Brano da leggere
Due pistoleri dei Baretti di Chiaia arrestati: collegamenti al clan Sesso del Pallonetto

Due pistoleri dei Baretti di Chiaia arrestati: collegamenti al clan Sesso del Pallonetto

Napoli: Sparatoria ai Baretti di Chiaia, due arresti per tentato omicidio

Nella notte tra sabato e domenica, i vicoli di Chiaia a Napoli sono stati scenario di un episodio di violenza che ha coinvolto due giovani noti nella criminalità locale. Gli arrestati, Luciano Lemaire di 21 anni e Francesco Cascella di 22 anni, sono accusati di tentato omicidio e porto abusivo di armi da fuoco.

Secondo una prima ricostruzione, la tensione è esplosa all’interno del bar “Crazy Night” in vicoletto Belledonne, dove i due giovani avrebbero cercato di risolvere un “sgarbo” di natura criminale. Il proprietario del locale, intervenuto per sedare una rissa, è diventato oggetto di una spedizione punitiva.

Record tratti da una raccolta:
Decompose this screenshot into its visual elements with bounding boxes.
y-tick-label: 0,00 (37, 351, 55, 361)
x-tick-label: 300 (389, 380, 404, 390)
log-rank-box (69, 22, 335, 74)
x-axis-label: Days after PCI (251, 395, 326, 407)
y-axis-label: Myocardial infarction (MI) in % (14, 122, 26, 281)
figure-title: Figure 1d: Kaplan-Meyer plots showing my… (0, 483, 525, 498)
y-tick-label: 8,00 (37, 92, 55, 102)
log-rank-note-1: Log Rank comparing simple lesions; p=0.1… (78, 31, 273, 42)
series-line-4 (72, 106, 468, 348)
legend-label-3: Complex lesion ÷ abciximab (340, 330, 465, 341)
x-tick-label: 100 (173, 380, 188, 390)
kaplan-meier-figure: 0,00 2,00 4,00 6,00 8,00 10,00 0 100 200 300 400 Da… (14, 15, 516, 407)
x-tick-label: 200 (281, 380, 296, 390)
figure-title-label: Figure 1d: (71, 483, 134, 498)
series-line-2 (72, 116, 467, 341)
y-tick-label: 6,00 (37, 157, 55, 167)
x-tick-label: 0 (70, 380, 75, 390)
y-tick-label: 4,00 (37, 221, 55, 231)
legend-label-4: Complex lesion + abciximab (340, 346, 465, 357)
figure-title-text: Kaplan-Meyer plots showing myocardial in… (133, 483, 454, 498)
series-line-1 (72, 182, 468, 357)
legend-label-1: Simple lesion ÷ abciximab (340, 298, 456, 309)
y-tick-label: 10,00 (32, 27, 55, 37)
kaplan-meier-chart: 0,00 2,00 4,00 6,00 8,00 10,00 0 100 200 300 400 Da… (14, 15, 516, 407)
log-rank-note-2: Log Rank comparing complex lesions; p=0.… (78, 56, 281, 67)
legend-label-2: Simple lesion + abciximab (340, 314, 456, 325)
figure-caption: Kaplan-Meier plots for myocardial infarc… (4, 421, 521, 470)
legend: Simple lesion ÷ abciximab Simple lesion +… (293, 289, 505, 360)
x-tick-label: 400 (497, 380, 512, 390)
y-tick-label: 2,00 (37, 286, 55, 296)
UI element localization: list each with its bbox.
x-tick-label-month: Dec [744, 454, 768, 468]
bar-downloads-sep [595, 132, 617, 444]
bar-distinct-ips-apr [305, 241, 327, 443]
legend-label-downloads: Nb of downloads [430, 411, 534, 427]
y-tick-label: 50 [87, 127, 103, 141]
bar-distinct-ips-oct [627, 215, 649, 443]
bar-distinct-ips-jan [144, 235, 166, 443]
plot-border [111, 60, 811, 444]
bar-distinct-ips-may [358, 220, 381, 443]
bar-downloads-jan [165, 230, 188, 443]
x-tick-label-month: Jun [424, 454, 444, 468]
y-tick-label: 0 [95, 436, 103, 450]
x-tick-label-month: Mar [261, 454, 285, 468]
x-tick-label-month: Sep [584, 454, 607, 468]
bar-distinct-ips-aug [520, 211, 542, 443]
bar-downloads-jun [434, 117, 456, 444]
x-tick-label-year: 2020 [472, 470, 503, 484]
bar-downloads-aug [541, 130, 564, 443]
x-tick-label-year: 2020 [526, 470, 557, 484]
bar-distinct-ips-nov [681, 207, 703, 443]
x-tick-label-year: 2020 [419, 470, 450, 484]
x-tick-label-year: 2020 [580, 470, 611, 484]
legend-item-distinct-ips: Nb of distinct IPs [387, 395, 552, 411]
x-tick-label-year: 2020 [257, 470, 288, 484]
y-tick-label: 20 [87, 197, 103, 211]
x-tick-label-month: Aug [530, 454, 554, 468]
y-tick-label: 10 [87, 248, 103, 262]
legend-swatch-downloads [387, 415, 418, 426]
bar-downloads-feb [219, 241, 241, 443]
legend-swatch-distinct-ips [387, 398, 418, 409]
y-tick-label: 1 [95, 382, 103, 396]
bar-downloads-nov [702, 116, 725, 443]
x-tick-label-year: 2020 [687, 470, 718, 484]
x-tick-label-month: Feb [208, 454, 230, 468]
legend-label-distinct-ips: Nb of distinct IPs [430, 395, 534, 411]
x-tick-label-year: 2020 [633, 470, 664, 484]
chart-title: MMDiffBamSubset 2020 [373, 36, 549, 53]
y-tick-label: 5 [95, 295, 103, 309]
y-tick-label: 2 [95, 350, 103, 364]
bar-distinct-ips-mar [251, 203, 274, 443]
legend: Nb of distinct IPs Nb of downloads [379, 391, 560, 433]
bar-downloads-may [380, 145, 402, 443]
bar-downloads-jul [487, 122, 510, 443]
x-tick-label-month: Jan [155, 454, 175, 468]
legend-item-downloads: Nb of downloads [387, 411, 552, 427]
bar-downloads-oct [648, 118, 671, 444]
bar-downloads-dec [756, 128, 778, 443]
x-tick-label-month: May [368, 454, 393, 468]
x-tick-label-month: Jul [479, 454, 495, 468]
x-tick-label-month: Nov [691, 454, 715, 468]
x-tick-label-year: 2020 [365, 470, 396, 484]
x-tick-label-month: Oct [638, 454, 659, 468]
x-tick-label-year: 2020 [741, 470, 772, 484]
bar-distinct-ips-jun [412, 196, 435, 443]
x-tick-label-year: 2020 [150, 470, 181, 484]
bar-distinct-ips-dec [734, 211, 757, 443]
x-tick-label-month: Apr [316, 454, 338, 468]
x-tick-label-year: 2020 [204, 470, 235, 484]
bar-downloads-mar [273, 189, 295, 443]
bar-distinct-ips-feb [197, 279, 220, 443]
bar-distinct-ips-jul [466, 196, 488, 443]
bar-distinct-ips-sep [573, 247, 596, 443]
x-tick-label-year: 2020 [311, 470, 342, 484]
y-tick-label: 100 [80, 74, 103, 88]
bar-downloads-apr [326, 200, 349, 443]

Consegna
Stabilisca se ciascuna delle affermazioni seguenti concorda con il brano sulla sparatoria ai Baretti di Chiaia. Risponda sì o no, citando testualmente le parole del brano che lo determinano. 1. Luciano Lemaire ha 21 anni. 2. L'episodio è avvenuto nella notte tra venerdì e sabato. 3. Il proprietario del locale era intervenuto per sedare una rissa.

Risposta
1. Sì: «Luciano Lemaire di 21 anni».
2. No: «Nella notte tra sabato e domenica».
3. Sì: «Il proprietario del locale, intervenuto per sedare una rissa».